## Exercise prompt
Please give the listing again, word for word, with nothing left out.

## Records shown
----------------------------------------
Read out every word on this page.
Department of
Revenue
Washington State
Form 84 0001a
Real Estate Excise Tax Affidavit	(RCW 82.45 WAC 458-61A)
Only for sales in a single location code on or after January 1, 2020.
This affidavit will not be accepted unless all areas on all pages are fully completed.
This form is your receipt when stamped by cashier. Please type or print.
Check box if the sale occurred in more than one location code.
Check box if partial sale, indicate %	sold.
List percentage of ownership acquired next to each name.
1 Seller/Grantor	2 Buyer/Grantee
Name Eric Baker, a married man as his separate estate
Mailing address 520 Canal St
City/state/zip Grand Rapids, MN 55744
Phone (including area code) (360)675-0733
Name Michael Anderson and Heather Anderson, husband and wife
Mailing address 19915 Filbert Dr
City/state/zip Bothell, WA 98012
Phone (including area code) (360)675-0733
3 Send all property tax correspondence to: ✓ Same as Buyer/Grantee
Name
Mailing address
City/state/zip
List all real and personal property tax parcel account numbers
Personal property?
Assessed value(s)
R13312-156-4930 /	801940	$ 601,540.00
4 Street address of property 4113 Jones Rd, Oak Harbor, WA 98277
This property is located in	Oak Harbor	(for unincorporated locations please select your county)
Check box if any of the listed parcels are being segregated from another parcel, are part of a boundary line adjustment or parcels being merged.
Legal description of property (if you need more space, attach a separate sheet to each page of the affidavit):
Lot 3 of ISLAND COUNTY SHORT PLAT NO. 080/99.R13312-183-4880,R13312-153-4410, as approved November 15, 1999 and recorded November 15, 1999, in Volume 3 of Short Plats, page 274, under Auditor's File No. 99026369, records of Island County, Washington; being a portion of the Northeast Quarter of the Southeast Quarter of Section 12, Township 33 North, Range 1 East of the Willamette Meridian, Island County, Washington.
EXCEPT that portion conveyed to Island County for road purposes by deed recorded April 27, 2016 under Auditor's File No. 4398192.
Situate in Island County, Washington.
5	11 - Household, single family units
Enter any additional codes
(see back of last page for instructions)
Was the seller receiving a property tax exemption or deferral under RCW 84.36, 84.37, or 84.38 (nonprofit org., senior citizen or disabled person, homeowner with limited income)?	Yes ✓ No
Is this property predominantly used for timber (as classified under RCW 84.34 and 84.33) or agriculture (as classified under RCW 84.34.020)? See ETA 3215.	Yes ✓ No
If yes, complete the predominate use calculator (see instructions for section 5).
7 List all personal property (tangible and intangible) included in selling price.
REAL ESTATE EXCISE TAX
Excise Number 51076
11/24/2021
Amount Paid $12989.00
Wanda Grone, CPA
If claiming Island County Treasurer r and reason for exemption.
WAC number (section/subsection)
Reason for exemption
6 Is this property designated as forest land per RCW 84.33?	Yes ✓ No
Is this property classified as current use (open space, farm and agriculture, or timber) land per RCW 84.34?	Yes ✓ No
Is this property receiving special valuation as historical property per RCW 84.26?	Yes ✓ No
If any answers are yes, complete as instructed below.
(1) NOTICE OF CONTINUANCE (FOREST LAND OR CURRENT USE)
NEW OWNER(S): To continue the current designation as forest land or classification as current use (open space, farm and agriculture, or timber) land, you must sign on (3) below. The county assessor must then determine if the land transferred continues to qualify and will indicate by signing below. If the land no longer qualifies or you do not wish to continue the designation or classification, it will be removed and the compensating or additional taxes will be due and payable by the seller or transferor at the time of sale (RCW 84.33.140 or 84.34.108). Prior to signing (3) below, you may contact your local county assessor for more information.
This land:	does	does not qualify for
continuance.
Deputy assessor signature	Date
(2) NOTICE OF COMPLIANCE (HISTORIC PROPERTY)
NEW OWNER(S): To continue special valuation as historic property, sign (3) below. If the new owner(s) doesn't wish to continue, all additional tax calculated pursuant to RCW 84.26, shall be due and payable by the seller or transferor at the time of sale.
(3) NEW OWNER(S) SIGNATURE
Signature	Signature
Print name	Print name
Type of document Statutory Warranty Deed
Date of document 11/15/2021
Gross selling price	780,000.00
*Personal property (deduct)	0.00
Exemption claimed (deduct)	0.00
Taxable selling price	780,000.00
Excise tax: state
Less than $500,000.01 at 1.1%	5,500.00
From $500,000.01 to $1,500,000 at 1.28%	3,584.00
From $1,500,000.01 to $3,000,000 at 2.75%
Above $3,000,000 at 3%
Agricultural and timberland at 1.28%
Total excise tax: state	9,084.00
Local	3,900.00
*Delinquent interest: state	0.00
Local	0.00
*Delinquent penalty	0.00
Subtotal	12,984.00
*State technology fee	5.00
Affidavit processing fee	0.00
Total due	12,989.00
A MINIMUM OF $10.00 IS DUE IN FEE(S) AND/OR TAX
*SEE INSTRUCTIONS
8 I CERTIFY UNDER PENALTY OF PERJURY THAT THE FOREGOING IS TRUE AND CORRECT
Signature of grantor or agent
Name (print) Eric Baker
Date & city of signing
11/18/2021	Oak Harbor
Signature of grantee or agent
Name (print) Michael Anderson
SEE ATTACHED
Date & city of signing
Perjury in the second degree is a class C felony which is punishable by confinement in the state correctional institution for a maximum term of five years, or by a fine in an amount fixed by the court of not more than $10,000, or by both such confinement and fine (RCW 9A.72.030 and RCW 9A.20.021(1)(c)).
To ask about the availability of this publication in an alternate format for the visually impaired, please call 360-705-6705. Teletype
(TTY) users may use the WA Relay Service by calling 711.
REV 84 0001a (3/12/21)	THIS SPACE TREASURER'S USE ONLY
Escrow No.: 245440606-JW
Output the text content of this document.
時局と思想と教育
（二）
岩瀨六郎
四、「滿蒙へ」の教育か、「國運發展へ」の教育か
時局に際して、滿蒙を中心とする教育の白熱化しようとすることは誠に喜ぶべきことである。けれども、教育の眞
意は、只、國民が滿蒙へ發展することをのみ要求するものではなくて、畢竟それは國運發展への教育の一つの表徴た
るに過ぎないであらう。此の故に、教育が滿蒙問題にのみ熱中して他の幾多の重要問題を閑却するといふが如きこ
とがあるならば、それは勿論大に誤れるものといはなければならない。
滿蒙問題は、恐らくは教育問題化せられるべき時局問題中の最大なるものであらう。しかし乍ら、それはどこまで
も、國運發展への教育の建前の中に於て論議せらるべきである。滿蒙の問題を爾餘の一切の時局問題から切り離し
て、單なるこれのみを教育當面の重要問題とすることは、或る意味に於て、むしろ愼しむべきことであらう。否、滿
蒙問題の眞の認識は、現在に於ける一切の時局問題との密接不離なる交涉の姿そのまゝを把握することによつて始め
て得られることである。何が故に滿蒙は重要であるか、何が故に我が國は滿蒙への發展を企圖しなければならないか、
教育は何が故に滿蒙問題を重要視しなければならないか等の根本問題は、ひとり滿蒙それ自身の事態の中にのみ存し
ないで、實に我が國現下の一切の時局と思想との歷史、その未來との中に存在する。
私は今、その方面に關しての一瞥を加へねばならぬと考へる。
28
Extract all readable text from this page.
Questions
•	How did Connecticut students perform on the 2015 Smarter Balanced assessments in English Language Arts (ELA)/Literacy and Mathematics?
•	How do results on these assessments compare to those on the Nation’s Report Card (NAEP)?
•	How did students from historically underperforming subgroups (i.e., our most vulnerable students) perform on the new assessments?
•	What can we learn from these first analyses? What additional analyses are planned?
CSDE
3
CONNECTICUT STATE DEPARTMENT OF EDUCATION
----------------------------------------
## Full solution
Read out every word on this page.
Department of
Revenue
Washington State
Form 84 0001a
Real Estate Excise Tax Affidavit	(RCW 82.45 WAC 458-61A)
Only for sales in a single location code on or after January 1, 2020.
This affidavit will not be accepted unless all areas on all pages are fully completed.
This form is your receipt when stamped by cashier. Please type or print.
Check box if the sale occurred in more than one location code.
Check box if partial sale, indicate %	sold.
List percentage of ownership acquired next to each name.
1 Seller/Grantor	2 Buyer/Grantee
Name Eric Baker, a married man as his separate estate
Mailing address 520 Canal St
City/state/zip Grand Rapids, MN 55744
Phone (including area code) (360)675-0733
Name Michael Anderson and Heather Anderson, husband and wife
Mailing address 19915 Filbert Dr
City/state/zip Bothell, WA 98012
Phone (including area code) (360)675-0733
3 Send all property tax correspondence to: ✓ Same as Buyer/Grantee
Name
Mailing address
City/state/zip
List all real and personal property tax parcel account numbers
Personal property?
Assessed value(s)
R13312-156-4930 /	801940	$ 601,540.00
4 Street address of property 4113 Jones Rd, Oak Harbor, WA 98277
This property is located in	Oak Harbor	(for unincorporated locations please select your county)
Check box if any of the listed parcels are being segregated from another parcel, are part of a boundary line adjustment or parcels being merged.
Legal description of property (if you need more space, attach a separate sheet to each page of the affidavit):
Lot 3 of ISLAND COUNTY SHORT PLAT NO. 080/99.R13312-183-4880,R13312-153-4410, as approved November 15, 1999 and recorded November 15, 1999, in Volume 3 of Short Plats, page 274, under Auditor's File No. 99026369, records of Island County, Washington; being a portion of the Northeast Quarter of the Southeast Quarter of Section 12, Township 33 North, Range 1 East of the Willamette Meridian, Island County, Washington.
EXCEPT that portion conveyed to Island County for road purposes by deed recorded April 27, 2016 under Auditor's File No. 4398192.
Situate in Island County, Washington.
5	11 - Household, single family units
Enter any additional codes
(see back of last page for instructions)
Was the seller receiving a property tax exemption or deferral under RCW 84.36, 84.37, or 84.38 (nonprofit org., senior citizen or disabled person, homeowner with limited income)?	Yes ✓ No
Is this property predominantly used for timber (as classified under RCW 84.34 and 84.33) or agriculture (as classified under RCW 84.34.020)? See ETA 3215.	Yes ✓ No
If yes, complete the predominate use calculator (see instructions for section 5).
7 List all personal property (tangible and intangible) included in selling price.
REAL ESTATE EXCISE TAX
Excise Number 51076
11/24/2021
Amount Paid $12989.00
Wanda Grone, CPA
If claiming Island County Treasurer r and reason for exemption.
WAC number (section/subsection)
Reason for exemption
6 Is this property designated as forest land per RCW 84.33?	Yes ✓ No
Is this property classified as current use (open space, farm and agriculture, or timber) land per RCW 84.34?	Yes ✓ No
Is this property receiving special valuation as historical property per RCW 84.26?	Yes ✓ No
If any answers are yes, complete as instructed below.
(1) NOTICE OF CONTINUANCE (FOREST LAND OR CURRENT USE)
NEW OWNER(S): To continue the current designation as forest land or classification as current use (open space, farm and agriculture, or timber) land, you must sign on (3) below. The county assessor must then determine if the land transferred continues to qualify and will indicate by signing below. If the land no longer qualifies or you do not wish to continue the designation or classification, it will be removed and the compensating or additional taxes will be due and payable by the seller or transferor at the time of sale (RCW 84.33.140 or 84.34.108). Prior to signing (3) below, you may contact your local county assessor for more information.
This land:	does	does not qualify for
continuance.
Deputy assessor signature	Date
(2) NOTICE OF COMPLIANCE (HISTORIC PROPERTY)
NEW OWNER(S): To continue special valuation as historic property, sign (3) below. If the new owner(s) doesn't wish to continue, all additional tax calculated pursuant to RCW 84.26, shall be due and payable by the seller or transferor at the time of sale.
(3) NEW OWNER(S) SIGNATURE
Signature	Signature
Print name	Print name
Type of document Statutory Warranty Deed
Date of document 11/15/2021
Gross selling price	780,000.00
*Personal property (deduct)	0.00
Exemption claimed (deduct)	0.00
Taxable selling price	780,000.00
Excise tax: state
Less than $500,000.01 at 1.1%	5,500.00
From $500,000.01 to $1,500,000 at 1.28%	3,584.00
From $1,500,000.01 to $3,000,000 at 2.75%
Above $3,000,000 at 3%
Agricultural and timberland at 1.28%
Total excise tax: state	9,084.00
Local	3,900.00
*Delinquent interest: state	0.00
Local	0.00
*Delinquent penalty	0.00
Subtotal	12,984.00
*State technology fee	5.00
Affidavit processing fee	0.00
Total due	12,989.00
A MINIMUM OF $10.00 IS DUE IN FEE(S) AND/OR TAX
*SEE INSTRUCTIONS
8 I CERTIFY UNDER PENALTY OF PERJURY THAT THE FOREGOING IS TRUE AND CORRECT
Signature of grantor or agent
Name (print) Eric Baker
Date & city of signing
11/18/2021	Oak Harbor
Signature of grantee or agent
Name (print) Michael Anderson
SEE ATTACHED
Date & city of signing
Perjury in the second degree is a class C felony which is punishable by confinement in the state correctional institution for a maximum term of five years, or by a fine in an amount fixed by the court of not more than $10,000, or by both such confinement and fine (RCW 9A.72.030 and RCW 9A.20.021(1)(c)).
To ask about the availability of this publication in an alternate format for the visually impaired, please call 360-705-6705. Teletype
(TTY) users may use the WA Relay Service by calling 711.
REV 84 0001a (3/12/21)	THIS SPACE TREASURER'S USE ONLY
Escrow No.: 245440606-JW
Output the text content of this document.
時局と思想と教育
（二）
岩瀨六郎
四、「滿蒙へ」の教育か、「國運發展へ」の教育か
時局に際して、滿蒙を中心とする教育の白熱化しようとすることは誠に喜ぶべきことである。けれども、教育の眞
意は、只、國民が滿蒙へ發展することをのみ要求するものではなくて、畢竟それは國運發展への教育の一つの表徴た
るに過ぎないであらう。此の故に、教育が滿蒙問題にのみ熱中して他の幾多の重要問題を閑却するといふが如きこ
とがあるならば、それは勿論大に誤れるものといはなければならない。
滿蒙問題は、恐らくは教育問題化せられるべき時局問題中の最大なるものであらう。しかし乍ら、それはどこまで
も、國運發展への教育の建前の中に於て論議せらるべきである。滿蒙の問題を爾餘の一切の時局問題から切り離し
て、單なるこれのみを教育當面の重要問題とすることは、或る意味に於て、むしろ愼しむべきことであらう。否、滿
蒙問題の眞の認識は、現在に於ける一切の時局問題との密接不離なる交涉の姿そのまゝを把握することによつて始め
て得られることである。何が故に滿蒙は重要であるか、何が故に我が國は滿蒙への發展を企圖しなければならないか、
教育は何が故に滿蒙問題を重要視しなければならないか等の根本問題は、ひとり滿蒙それ自身の事態の中にのみ存し
ないで、實に我が國現下の一切の時局と思想との歷史、その未來との中に存在する。
私は今、その方面に關しての一瞥を加へねばならぬと考へる。
28
Extract all readable text from this page.
Questions
•	How did Connecticut students perform on the 2015 Smarter Balanced assessments in English Language Arts (ELA)/Literacy and Mathematics?
•	How do results on these assessments compare to those on the Nation’s Report Card (NAEP)?
•	How did students from historically underperforming subgroups (i.e., our most vulnerable students) perform on the new assessments?
•	What can we learn from these first analyses? What additional analyses are planned?
CSDE
3
CONNECTICUT STATE DEPARTMENT OF EDUCATION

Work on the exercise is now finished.